■ Listed records
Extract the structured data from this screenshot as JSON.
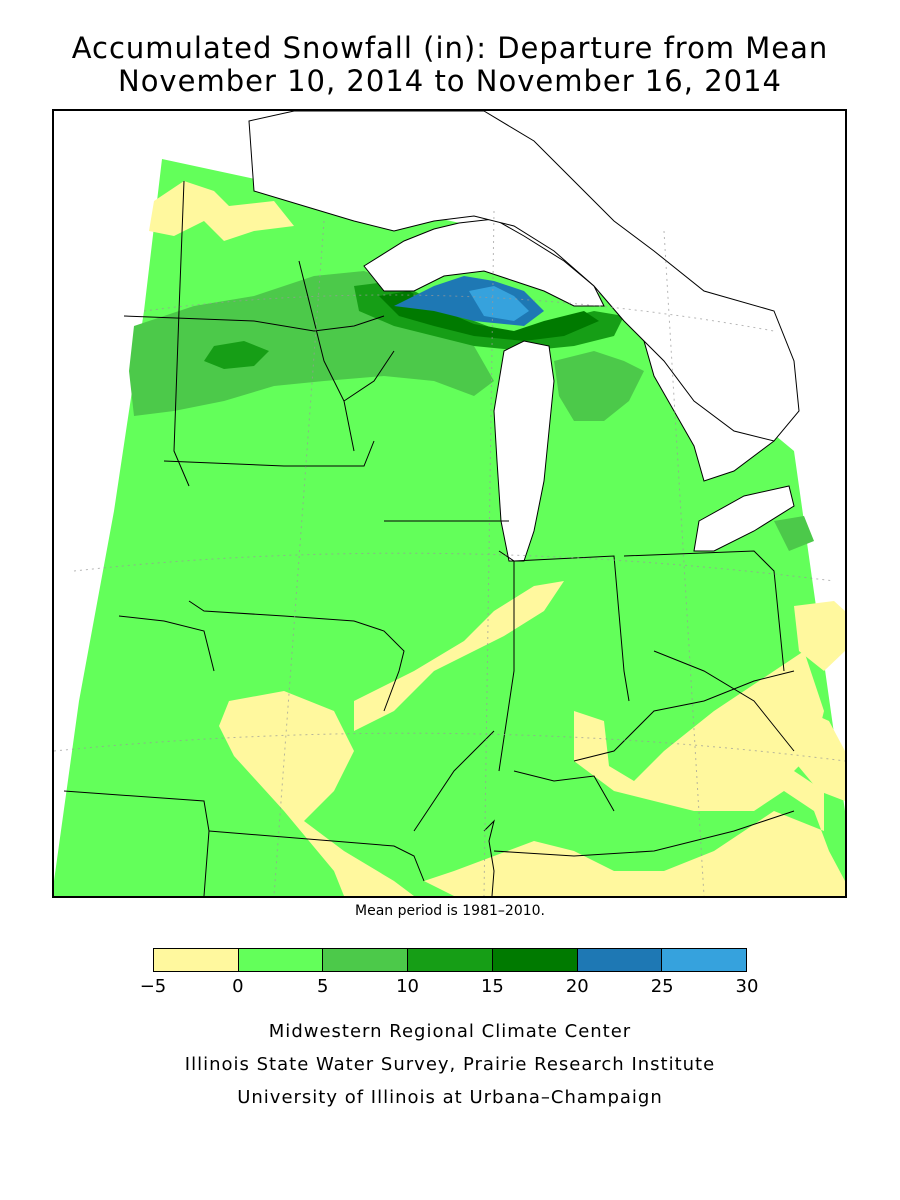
{
  "title": {
    "line1": "Accumulated Snowfall (in): Departure from Mean",
    "line2": "November 10, 2014 to November 16, 2014"
  },
  "map": {
    "region": "Upper Midwest / Great Lakes",
    "background_color": "#ffffff"
  },
  "note": "Mean period is 1981–2010.",
  "legend": {
    "ticks": [
      "−5",
      "0",
      "5",
      "10",
      "15",
      "20",
      "25",
      "30"
    ],
    "colors": [
      "#fff89e",
      "#63ff5a",
      "#4cc94a",
      "#169e16",
      "#007a00",
      "#1e78b4",
      "#36a2dd"
    ]
  },
  "credits": {
    "line1": "Midwestern Regional Climate Center",
    "line2": "Illinois State Water Survey, Prairie Research Institute",
    "line3": "University of Illinois at Urbana–Champaign"
  }
}
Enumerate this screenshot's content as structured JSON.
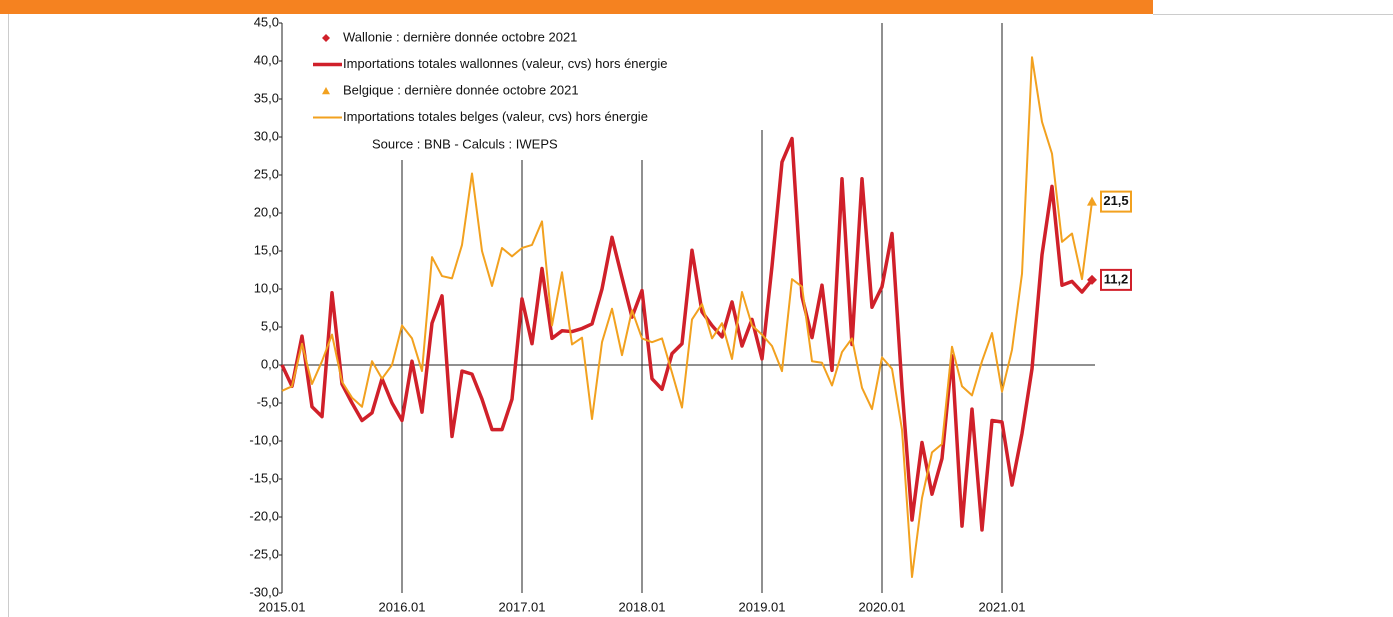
{
  "chart_data": {
    "type": "line",
    "source": "Source : BNB - Calculs : IWEPS",
    "categories": [
      "2015.01",
      null,
      null,
      null,
      null,
      null,
      null,
      null,
      null,
      null,
      null,
      null,
      "2016.01",
      null,
      null,
      null,
      null,
      null,
      null,
      null,
      null,
      null,
      null,
      null,
      "2017.01",
      null,
      null,
      null,
      null,
      null,
      null,
      null,
      null,
      null,
      null,
      null,
      "2018.01",
      null,
      null,
      null,
      null,
      null,
      null,
      null,
      null,
      null,
      null,
      null,
      "2019.01",
      null,
      null,
      null,
      null,
      null,
      null,
      null,
      null,
      null,
      null,
      null,
      "2020.01",
      null,
      null,
      null,
      null,
      null,
      null,
      null,
      null,
      null,
      null,
      null,
      "2021.01",
      null,
      null,
      null,
      null,
      null,
      null,
      null,
      null,
      null
    ],
    "series": [
      {
        "name": "Importations totales wallonnes (valeur, cvs) hors énergie",
        "last_marker_name": "Wallonie : dernière donnée octobre 2021",
        "marker": "diamond",
        "color": "#d0202a",
        "width": 3.5,
        "values": [
          0.0,
          -2.8,
          3.8,
          -5.5,
          -6.8,
          9.5,
          -2.5,
          -5.0,
          -7.3,
          -6.3,
          -1.8,
          -5.0,
          -7.3,
          0.5,
          -6.2,
          5.5,
          9.1,
          -9.4,
          -0.8,
          -1.2,
          -4.5,
          -8.5,
          -8.5,
          -4.5,
          8.7,
          2.8,
          12.7,
          3.5,
          4.5,
          4.4,
          4.8,
          5.4,
          10.0,
          16.8,
          11.5,
          6.3,
          9.8,
          -1.8,
          -3.2,
          1.5,
          2.8,
          15.1,
          7.0,
          5.2,
          3.7,
          8.3,
          2.5,
          6.0,
          0.8,
          13.0,
          26.7,
          29.8,
          9.0,
          3.6,
          10.5,
          -0.7,
          24.5,
          2.7,
          24.5,
          7.6,
          10.3,
          17.3,
          -3.0,
          -20.4,
          -10.2,
          -17.0,
          -12.3,
          1.2,
          -21.2,
          -5.8,
          -21.7,
          -7.3,
          -7.5,
          -15.8,
          -9.0,
          -0.5,
          14.5,
          23.5,
          10.5,
          11.0,
          9.6,
          11.2
        ],
        "value_labels": [
          null,
          null,
          null,
          null,
          null,
          null,
          null,
          null,
          null,
          null,
          null,
          null,
          null,
          null,
          null,
          null,
          null,
          null,
          null,
          null,
          null,
          null,
          null,
          null,
          null,
          null,
          null,
          null,
          null,
          null,
          null,
          null,
          null,
          null,
          null,
          null,
          null,
          null,
          null,
          null,
          null,
          null,
          null,
          null,
          null,
          null,
          null,
          null,
          null,
          null,
          null,
          null,
          null,
          null,
          null,
          null,
          null,
          null,
          null,
          null,
          null,
          null,
          null,
          null,
          null,
          null,
          null,
          null,
          null,
          null,
          null,
          null,
          null,
          null,
          null,
          null,
          null,
          null,
          null,
          null,
          null,
          "11,2"
        ]
      },
      {
        "name": "Importations totales belges (valeur, cvs) hors énergie",
        "last_marker_name": "Belgique : dernière donnée octobre 2021",
        "marker": "triangle",
        "color": "#f2a11f",
        "width": 2,
        "values": [
          -3.4,
          -2.8,
          2.8,
          -2.5,
          0.5,
          4.0,
          -2.2,
          -4.3,
          -5.5,
          0.5,
          -1.8,
          0.0,
          5.2,
          3.5,
          -0.8,
          14.2,
          11.7,
          11.4,
          15.8,
          25.2,
          15.0,
          10.4,
          15.4,
          14.3,
          15.4,
          15.8,
          18.9,
          5.2,
          12.2,
          2.7,
          3.6,
          -7.1,
          3.0,
          7.4,
          1.3,
          7.2,
          3.5,
          3.0,
          3.5,
          -1.0,
          -5.6,
          6.0,
          8.0,
          3.5,
          5.5,
          0.8,
          9.6,
          5.2,
          4.0,
          2.5,
          -0.8,
          11.3,
          10.3,
          0.5,
          0.3,
          -2.7,
          1.7,
          3.5,
          -3.0,
          -5.8,
          1.0,
          -0.5,
          -8.5,
          -27.9,
          -17.5,
          -11.5,
          -10.4,
          2.4,
          -2.8,
          -4.0,
          0.5,
          4.2,
          -3.5,
          2.0,
          12.0,
          40.5,
          32.0,
          27.8,
          16.2,
          17.3,
          11.3,
          21.5
        ],
        "value_labels": [
          null,
          null,
          null,
          null,
          null,
          null,
          null,
          null,
          null,
          null,
          null,
          null,
          null,
          null,
          null,
          null,
          null,
          null,
          null,
          null,
          null,
          null,
          null,
          null,
          null,
          null,
          null,
          null,
          null,
          null,
          null,
          null,
          null,
          null,
          null,
          null,
          null,
          null,
          null,
          null,
          null,
          null,
          null,
          null,
          null,
          null,
          null,
          null,
          null,
          null,
          null,
          null,
          null,
          null,
          null,
          null,
          null,
          null,
          null,
          null,
          null,
          null,
          null,
          null,
          null,
          null,
          null,
          null,
          null,
          null,
          null,
          null,
          null,
          null,
          null,
          null,
          null,
          null,
          null,
          null,
          null,
          "21,5"
        ]
      }
    ],
    "ylim": [
      -30,
      45
    ],
    "yticks": [
      {
        "value": -30,
        "label": "-30,0"
      },
      {
        "value": -25,
        "label": "-25,0"
      },
      {
        "value": -20,
        "label": "-20,0"
      },
      {
        "value": -15,
        "label": "-15,0"
      },
      {
        "value": -10,
        "label": "-10,0"
      },
      {
        "value": -5,
        "label": "-5,0"
      },
      {
        "value": 0,
        "label": "0,0"
      },
      {
        "value": 5,
        "label": "5,0"
      },
      {
        "value": 10,
        "label": "10,0"
      },
      {
        "value": 15,
        "label": "15,0"
      },
      {
        "value": 20,
        "label": "20,0"
      },
      {
        "value": 25,
        "label": "25,0"
      },
      {
        "value": 30,
        "label": "30,0"
      },
      {
        "value": 35,
        "label": "35,0"
      },
      {
        "value": 40,
        "label": "40,0"
      },
      {
        "value": 45,
        "label": "45,0"
      }
    ],
    "grid": false
  }
}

■ What you need to do
Go through the records and show every line with the string "Mean" in it.

■ Answer to this task
    "line1": "Accumulated Snowfall (in): Departure from Mean",
  "note": "Mean period is 1981–2010.",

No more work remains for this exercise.